# Dataset excerpts:
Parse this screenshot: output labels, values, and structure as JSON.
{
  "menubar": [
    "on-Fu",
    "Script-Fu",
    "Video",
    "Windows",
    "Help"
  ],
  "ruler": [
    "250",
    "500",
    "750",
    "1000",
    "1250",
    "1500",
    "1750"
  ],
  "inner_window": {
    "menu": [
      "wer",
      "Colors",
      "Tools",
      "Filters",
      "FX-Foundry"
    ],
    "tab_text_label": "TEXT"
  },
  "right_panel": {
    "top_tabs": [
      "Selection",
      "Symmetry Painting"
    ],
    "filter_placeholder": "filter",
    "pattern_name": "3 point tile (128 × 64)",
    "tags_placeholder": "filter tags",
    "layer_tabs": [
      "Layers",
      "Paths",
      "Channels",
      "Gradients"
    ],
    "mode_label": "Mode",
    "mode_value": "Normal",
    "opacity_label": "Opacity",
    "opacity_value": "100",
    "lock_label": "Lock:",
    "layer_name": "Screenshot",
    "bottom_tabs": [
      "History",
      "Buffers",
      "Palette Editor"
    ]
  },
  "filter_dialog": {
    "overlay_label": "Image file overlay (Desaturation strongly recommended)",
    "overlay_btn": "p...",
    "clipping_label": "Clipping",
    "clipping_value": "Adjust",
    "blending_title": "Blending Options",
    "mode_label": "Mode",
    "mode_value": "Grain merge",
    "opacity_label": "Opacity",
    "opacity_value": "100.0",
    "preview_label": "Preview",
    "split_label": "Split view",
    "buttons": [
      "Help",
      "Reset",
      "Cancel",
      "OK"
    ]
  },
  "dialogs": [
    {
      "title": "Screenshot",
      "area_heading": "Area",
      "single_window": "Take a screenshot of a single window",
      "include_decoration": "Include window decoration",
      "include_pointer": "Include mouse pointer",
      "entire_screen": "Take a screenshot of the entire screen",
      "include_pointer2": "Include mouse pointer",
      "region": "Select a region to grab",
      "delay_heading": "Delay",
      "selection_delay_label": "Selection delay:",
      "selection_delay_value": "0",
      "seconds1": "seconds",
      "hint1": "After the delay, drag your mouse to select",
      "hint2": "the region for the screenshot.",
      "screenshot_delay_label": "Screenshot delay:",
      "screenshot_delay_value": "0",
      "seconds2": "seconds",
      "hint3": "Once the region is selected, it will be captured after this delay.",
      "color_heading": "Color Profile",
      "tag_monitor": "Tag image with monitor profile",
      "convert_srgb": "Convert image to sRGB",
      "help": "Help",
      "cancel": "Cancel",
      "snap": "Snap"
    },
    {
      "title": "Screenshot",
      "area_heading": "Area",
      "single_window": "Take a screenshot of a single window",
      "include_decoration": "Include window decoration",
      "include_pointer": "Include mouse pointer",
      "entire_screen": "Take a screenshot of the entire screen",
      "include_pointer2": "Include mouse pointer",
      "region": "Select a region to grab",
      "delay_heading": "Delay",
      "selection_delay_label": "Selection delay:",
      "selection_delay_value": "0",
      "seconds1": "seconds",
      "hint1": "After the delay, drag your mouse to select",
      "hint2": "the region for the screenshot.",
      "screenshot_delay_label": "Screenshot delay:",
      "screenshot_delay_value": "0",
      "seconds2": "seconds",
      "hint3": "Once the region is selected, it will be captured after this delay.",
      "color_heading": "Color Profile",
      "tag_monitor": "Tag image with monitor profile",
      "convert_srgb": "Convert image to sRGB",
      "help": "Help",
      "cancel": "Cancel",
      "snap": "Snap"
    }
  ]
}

# Your goal:
Return all the data above once more, precisely as given.

# Response to this task:
Parse this screenshot: output labels, values, and structure as JSON.
{
  "menubar": [
    "on-Fu",
    "Script-Fu",
    "Video",
    "Windows",
    "Help"
  ],
  "ruler": [
    "250",
    "500",
    "750",
    "1000",
    "1250",
    "1500",
    "1750"
  ],
  "inner_window": {
    "menu": [
      "wer",
      "Colors",
      "Tools",
      "Filters",
      "FX-Foundry"
    ],
    "tab_text_label": "TEXT"
  },
  "right_panel": {
    "top_tabs": [
      "Selection",
      "Symmetry Painting"
    ],
    "filter_placeholder": "filter",
    "pattern_name": "3 point tile (128 × 64)",
    "tags_placeholder": "filter tags",
    "layer_tabs": [
      "Layers",
      "Paths",
      "Channels",
      "Gradients"
    ],
    "mode_label": "Mode",
    "mode_value": "Normal",
    "opacity_label": "Opacity",
    "opacity_value": "100",
    "lock_label": "Lock:",
    "layer_name": "Screenshot",
    "bottom_tabs": [
      "History",
      "Buffers",
      "Palette Editor"
    ]
  },
  "filter_dialog": {
    "overlay_label": "Image file overlay (Desaturation strongly recommended)",
    "overlay_btn": "p...",
    "clipping_label": "Clipping",
    "clipping_value": "Adjust",
    "blending_title": "Blending Options",
    "mode_label": "Mode",
    "mode_value": "Grain merge",
    "opacity_label": "Opacity",
    "opacity_value": "100.0",
    "preview_label": "Preview",
    "split_label": "Split view",
    "buttons": [
      "Help",
      "Reset",
      "Cancel",
      "OK"
    ]
  },
  "dialogs": [
    {
      "title": "Screenshot",
      "area_heading": "Area",
      "single_window": "Take a screenshot of a single window",
      "include_decoration": "Include window decoration",
      "include_pointer": "Include mouse pointer",
      "entire_screen": "Take a screenshot of the entire screen",
      "include_pointer2": "Include mouse pointer",
      "region": "Select a region to grab",
      "delay_heading": "Delay",
      "selection_delay_label": "Selection delay:",
      "selection_delay_value": "0",
      "seconds1": "seconds",
      "hint1": "After the delay, drag your mouse to select",
      "hint2": "the region for the screenshot.",
      "screenshot_delay_label": "Screenshot delay:",
      "screenshot_delay_value": "0",
      "seconds2": "seconds",
      "hint3": "Once the region is selected, it will be captured after this delay.",
      "color_heading": "Color Profile",
      "tag_monitor": "Tag image with monitor profile",
      "convert_srgb": "Convert image to sRGB",
      "help": "Help",
      "cancel": "Cancel",
      "snap": "Snap"
    },
    {
      "title": "Screenshot",
      "area_heading": "Area",
      "single_window": "Take a screenshot of a single window",
      "include_decoration": "Include window decoration",
      "include_pointer": "Include mouse pointer",
      "entire_screen": "Take a screenshot of the entire screen",
      "include_pointer2": "Include mouse pointer",
      "region": "Select a region to grab",
      "delay_heading": "Delay",
      "selection_delay_label": "Selection delay:",
      "selection_delay_value": "0",
      "seconds1": "seconds",
      "hint1": "After the delay, drag your mouse to select",
      "hint2": "the region for the screenshot.",
      "screenshot_delay_label": "Screenshot delay:",
      "screenshot_delay_value": "0",
      "seconds2": "seconds",
      "hint3": "Once the region is selected, it will be captured after this delay.",
      "color_heading": "Color Profile",
      "tag_monitor": "Tag image with monitor profile",
      "convert_srgb": "Convert image to sRGB",
      "help": "Help",
      "cancel": "Cancel",
      "snap": "Snap"
    }
  ]
}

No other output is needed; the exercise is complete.